(Stored data entries)
>>>>>

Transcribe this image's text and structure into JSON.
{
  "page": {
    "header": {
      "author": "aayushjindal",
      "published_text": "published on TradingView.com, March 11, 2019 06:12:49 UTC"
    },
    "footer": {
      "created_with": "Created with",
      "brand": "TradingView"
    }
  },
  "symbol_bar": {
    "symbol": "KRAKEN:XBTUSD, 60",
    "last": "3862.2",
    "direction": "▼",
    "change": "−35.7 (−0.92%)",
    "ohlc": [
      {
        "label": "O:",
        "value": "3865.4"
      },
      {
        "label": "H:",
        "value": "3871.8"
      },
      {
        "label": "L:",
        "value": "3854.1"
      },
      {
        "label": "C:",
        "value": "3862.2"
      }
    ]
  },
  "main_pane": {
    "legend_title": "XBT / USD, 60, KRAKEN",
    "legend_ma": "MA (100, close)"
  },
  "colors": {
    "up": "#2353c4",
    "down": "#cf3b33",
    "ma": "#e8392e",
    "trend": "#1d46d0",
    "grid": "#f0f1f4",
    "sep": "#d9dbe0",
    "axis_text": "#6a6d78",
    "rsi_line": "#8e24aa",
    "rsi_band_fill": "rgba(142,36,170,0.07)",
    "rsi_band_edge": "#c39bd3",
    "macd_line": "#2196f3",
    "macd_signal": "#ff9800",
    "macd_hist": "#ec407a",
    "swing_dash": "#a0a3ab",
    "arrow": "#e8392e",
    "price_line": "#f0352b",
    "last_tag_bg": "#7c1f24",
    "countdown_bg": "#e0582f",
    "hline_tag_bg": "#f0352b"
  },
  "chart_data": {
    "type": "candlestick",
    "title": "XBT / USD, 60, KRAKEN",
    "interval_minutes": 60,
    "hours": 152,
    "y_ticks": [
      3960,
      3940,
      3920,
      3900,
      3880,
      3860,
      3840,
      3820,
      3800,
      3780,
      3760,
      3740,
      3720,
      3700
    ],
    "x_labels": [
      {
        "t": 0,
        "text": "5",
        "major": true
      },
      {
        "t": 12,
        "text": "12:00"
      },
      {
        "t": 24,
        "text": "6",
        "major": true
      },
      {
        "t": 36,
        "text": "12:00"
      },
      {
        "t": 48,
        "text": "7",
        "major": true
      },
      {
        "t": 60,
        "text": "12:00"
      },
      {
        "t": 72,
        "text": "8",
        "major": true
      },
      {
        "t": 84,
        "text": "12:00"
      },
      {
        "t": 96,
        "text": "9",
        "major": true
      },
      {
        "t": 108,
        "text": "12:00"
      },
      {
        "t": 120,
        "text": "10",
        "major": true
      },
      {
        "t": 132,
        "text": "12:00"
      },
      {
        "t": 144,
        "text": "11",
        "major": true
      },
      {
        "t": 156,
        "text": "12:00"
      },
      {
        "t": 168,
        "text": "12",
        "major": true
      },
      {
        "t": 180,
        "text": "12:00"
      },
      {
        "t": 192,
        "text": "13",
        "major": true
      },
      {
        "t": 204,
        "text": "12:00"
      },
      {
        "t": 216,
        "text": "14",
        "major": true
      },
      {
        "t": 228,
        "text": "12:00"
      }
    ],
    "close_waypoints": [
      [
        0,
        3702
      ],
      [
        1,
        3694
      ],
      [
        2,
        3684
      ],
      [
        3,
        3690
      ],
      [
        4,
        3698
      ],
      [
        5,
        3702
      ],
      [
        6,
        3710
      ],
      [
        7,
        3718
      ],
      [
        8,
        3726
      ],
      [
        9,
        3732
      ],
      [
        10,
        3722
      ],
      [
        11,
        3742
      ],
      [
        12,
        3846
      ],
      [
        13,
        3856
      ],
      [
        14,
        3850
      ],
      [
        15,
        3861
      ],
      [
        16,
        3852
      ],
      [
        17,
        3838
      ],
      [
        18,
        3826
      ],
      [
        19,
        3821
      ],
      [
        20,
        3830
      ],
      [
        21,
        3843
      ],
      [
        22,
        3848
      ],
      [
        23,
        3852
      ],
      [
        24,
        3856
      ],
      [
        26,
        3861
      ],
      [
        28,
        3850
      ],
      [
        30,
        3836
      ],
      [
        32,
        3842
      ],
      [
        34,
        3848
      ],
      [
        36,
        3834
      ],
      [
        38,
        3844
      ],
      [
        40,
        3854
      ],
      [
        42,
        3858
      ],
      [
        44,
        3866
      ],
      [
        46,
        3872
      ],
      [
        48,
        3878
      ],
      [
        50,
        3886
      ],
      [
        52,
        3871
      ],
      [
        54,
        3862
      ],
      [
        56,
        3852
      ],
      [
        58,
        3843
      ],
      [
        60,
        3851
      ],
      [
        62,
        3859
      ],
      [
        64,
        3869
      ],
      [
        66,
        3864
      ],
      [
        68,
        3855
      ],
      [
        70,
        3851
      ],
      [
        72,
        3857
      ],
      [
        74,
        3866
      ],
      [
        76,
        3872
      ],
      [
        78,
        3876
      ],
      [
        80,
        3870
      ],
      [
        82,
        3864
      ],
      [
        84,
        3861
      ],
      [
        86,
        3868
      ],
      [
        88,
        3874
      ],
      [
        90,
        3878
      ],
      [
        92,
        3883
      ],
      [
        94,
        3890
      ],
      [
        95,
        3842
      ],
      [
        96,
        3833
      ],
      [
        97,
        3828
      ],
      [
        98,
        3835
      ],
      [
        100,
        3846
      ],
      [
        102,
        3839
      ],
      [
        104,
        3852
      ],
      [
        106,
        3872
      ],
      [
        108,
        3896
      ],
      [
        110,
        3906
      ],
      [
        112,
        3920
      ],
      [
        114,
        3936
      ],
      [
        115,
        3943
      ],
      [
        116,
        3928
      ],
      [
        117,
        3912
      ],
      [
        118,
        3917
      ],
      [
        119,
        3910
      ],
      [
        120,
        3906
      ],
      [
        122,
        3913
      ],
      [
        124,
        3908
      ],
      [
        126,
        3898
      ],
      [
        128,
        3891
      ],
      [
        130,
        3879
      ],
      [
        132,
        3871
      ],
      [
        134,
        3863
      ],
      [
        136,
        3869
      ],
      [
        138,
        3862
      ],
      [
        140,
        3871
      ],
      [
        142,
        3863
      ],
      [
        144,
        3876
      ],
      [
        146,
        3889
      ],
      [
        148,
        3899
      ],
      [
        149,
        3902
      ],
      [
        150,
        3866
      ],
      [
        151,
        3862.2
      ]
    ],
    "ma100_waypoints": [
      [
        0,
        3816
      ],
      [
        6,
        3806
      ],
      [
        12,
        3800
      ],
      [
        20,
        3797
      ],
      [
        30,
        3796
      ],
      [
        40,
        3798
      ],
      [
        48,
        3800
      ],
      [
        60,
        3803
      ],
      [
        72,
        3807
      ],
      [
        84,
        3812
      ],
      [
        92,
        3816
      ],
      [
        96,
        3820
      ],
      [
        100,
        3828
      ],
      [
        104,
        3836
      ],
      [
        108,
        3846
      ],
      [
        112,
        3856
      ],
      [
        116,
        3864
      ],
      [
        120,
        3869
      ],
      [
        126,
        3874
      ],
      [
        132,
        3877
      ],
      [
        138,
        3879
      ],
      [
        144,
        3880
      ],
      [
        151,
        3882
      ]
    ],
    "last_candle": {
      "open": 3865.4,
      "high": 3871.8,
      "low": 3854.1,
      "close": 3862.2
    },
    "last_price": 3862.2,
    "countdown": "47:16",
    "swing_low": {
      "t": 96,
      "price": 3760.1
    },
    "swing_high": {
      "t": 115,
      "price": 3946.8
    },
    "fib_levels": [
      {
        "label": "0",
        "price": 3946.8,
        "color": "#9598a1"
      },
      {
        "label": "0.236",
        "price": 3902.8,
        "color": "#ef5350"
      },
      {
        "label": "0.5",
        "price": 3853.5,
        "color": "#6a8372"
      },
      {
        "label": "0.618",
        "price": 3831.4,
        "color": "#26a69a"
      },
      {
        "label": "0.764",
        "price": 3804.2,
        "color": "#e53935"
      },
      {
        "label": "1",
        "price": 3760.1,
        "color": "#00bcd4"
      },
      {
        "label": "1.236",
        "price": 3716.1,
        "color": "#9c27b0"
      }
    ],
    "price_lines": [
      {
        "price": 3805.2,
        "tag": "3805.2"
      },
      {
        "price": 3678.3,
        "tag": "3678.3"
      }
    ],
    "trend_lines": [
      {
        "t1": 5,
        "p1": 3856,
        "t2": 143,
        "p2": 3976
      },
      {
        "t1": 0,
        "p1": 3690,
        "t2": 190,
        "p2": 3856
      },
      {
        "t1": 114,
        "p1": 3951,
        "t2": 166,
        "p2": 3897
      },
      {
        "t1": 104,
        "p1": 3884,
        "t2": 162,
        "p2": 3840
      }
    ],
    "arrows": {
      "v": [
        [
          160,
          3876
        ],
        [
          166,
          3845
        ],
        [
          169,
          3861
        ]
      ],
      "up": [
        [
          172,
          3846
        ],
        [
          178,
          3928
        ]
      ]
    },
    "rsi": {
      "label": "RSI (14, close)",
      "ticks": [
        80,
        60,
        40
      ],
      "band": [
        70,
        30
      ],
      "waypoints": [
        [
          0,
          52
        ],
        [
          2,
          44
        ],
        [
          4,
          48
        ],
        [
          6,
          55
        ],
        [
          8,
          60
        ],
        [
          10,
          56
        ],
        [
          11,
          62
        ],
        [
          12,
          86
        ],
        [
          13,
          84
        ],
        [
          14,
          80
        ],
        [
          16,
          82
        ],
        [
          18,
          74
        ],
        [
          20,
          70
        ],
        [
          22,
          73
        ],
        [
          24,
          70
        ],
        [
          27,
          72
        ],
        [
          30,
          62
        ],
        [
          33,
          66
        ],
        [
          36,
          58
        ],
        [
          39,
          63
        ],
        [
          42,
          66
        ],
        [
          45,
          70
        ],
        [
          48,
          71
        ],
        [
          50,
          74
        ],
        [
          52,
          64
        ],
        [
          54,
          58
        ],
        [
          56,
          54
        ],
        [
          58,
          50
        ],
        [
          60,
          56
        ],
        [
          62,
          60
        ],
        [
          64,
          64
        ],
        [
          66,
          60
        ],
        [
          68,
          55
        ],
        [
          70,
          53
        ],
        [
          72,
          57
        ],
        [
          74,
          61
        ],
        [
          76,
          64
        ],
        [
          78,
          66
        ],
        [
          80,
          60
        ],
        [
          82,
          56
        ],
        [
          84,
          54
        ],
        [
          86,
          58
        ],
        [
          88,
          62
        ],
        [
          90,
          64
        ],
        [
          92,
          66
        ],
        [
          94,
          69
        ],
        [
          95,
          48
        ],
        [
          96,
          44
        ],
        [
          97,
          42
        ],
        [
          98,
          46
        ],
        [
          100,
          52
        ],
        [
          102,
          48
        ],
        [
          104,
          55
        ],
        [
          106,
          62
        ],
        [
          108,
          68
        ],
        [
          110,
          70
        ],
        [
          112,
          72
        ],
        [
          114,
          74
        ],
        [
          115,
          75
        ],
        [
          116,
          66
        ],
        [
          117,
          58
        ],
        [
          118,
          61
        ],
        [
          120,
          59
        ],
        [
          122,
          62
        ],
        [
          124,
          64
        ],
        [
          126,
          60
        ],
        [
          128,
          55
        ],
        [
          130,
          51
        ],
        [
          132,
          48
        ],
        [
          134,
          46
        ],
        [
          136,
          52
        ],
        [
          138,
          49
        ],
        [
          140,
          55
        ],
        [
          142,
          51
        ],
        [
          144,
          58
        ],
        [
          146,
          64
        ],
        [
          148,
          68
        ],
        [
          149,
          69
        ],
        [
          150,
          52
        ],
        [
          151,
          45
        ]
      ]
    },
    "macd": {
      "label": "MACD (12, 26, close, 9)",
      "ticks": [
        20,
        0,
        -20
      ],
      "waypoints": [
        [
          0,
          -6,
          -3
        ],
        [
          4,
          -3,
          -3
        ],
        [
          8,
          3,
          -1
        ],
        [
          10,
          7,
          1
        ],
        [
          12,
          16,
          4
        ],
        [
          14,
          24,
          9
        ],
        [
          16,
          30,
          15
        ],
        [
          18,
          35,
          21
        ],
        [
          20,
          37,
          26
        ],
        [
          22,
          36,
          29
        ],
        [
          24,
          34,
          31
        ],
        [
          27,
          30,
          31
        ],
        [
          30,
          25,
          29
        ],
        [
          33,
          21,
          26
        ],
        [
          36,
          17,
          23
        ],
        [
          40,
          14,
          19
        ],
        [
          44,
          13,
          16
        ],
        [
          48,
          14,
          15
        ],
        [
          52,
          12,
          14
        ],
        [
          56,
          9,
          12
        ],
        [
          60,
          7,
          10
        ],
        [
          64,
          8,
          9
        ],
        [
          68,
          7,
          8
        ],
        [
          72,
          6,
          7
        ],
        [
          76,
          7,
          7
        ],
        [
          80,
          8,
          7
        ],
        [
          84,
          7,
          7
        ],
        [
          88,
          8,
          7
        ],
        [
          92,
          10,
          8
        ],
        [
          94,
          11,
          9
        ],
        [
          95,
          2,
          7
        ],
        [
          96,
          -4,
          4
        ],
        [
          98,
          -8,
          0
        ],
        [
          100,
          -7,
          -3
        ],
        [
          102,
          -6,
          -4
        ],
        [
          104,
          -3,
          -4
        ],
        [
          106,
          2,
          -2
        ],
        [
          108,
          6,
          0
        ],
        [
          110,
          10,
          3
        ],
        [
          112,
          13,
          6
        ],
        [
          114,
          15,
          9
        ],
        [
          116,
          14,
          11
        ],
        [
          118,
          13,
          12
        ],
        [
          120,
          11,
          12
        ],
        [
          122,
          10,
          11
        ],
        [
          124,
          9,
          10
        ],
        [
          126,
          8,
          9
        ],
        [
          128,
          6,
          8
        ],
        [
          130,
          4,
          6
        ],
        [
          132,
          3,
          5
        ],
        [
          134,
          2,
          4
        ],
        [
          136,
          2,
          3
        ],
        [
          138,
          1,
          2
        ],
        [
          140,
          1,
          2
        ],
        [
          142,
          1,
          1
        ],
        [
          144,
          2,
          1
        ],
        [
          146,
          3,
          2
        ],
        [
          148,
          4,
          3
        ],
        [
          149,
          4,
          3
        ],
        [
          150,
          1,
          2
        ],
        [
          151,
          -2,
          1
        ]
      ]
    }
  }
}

<<<<<

— TASK BRIEF —
Answer with a single number: the count of lines holding the word "value".

— FINAL ANSWER —
4